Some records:
------------------------------------------------

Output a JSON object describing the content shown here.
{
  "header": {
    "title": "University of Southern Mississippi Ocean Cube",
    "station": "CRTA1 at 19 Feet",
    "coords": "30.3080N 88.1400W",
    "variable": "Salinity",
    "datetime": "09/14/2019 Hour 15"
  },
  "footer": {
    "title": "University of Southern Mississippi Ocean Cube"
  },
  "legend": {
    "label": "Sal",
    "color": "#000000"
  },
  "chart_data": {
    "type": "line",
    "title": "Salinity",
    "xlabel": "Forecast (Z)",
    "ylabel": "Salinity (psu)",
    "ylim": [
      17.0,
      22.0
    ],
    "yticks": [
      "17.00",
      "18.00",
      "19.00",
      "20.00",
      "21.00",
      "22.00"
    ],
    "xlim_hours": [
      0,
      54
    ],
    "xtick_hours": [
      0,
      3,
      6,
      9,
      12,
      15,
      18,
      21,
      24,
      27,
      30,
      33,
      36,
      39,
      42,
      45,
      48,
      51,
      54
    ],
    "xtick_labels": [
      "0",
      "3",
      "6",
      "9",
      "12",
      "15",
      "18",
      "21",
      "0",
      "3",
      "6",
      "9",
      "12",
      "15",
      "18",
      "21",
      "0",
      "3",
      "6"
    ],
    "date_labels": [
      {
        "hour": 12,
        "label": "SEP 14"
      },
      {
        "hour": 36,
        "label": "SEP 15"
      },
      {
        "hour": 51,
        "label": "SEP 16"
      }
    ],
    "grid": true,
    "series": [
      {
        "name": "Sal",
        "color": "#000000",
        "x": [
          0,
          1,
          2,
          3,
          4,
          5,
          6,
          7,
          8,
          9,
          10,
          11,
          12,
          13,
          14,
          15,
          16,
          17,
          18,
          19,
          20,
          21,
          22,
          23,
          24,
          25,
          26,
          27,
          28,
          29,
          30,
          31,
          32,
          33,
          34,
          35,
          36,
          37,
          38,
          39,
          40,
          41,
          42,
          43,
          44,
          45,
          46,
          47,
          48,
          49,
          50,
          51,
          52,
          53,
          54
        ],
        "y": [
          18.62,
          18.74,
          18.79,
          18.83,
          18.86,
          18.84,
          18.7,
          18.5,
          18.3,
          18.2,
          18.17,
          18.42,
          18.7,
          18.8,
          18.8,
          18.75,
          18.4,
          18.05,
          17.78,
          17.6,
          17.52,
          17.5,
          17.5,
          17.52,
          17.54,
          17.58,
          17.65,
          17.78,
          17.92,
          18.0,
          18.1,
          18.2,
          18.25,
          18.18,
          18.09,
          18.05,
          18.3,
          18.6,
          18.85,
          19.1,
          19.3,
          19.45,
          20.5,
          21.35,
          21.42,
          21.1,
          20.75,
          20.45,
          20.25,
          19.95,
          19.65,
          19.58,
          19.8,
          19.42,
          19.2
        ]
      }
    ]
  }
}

------------------------------------------------

Your task: Repeat the whole listing exactly, keeping every line intact.

Exercise response:
Output a JSON object describing the content shown here.
{
  "header": {
    "title": "University of Southern Mississippi Ocean Cube",
    "station": "CRTA1 at 19 Feet",
    "coords": "30.3080N 88.1400W",
    "variable": "Salinity",
    "datetime": "09/14/2019 Hour 15"
  },
  "footer": {
    "title": "University of Southern Mississippi Ocean Cube"
  },
  "legend": {
    "label": "Sal",
    "color": "#000000"
  },
  "chart_data": {
    "type": "line",
    "title": "Salinity",
    "xlabel": "Forecast (Z)",
    "ylabel": "Salinity (psu)",
    "ylim": [
      17.0,
      22.0
    ],
    "yticks": [
      "17.00",
      "18.00",
      "19.00",
      "20.00",
      "21.00",
      "22.00"
    ],
    "xlim_hours": [
      0,
      54
    ],
    "xtick_hours": [
      0,
      3,
      6,
      9,
      12,
      15,
      18,
      21,
      24,
      27,
      30,
      33,
      36,
      39,
      42,
      45,
      48,
      51,
      54
    ],
    "xtick_labels": [
      "0",
      "3",
      "6",
      "9",
      "12",
      "15",
      "18",
      "21",
      "0",
      "3",
      "6",
      "9",
      "12",
      "15",
      "18",
      "21",
      "0",
      "3",
      "6"
    ],
    "date_labels": [
      {
        "hour": 12,
        "label": "SEP 14"
      },
      {
        "hour": 36,
        "label": "SEP 15"
      },
      {
        "hour": 51,
        "label": "SEP 16"
      }
    ],
    "grid": true,
    "series": [
      {
        "name": "Sal",
        "color": "#000000",
        "x": [
          0,
          1,
          2,
          3,
          4,
          5,
          6,
          7,
          8,
          9,
          10,
          11,
          12,
          13,
          14,
          15,
          16,
          17,
          18,
          19,
          20,
          21,
          22,
          23,
          24,
          25,
          26,
          27,
          28,
          29,
          30,
          31,
          32,
          33,
          34,
          35,
          36,
          37,
          38,
          39,
          40,
          41,
          42,
          43,
          44,
          45,
          46,
          47,
          48,
          49,
          50,
          51,
          52,
          53,
          54
        ],
        "y": [
          18.62,
          18.74,
          18.79,
          18.83,
          18.86,
          18.84,
          18.7,
          18.5,
          18.3,
          18.2,
          18.17,
          18.42,
          18.7,
          18.8,
          18.8,
          18.75,
          18.4,
          18.05,
          17.78,
          17.6,
          17.52,
          17.5,
          17.5,
          17.52,
          17.54,
          17.58,
          17.65,
          17.78,
          17.92,
          18.0,
          18.1,
          18.2,
          18.25,
          18.18,
          18.09,
          18.05,
          18.3,
          18.6,
          18.85,
          19.1,
          19.3,
          19.45,
          20.5,
          21.35,
          21.42,
          21.1,
          20.75,
          20.45,
          20.25,
          19.95,
          19.65,
          19.58,
          19.8,
          19.42,
          19.2
        ]
      }
    ]
  }
}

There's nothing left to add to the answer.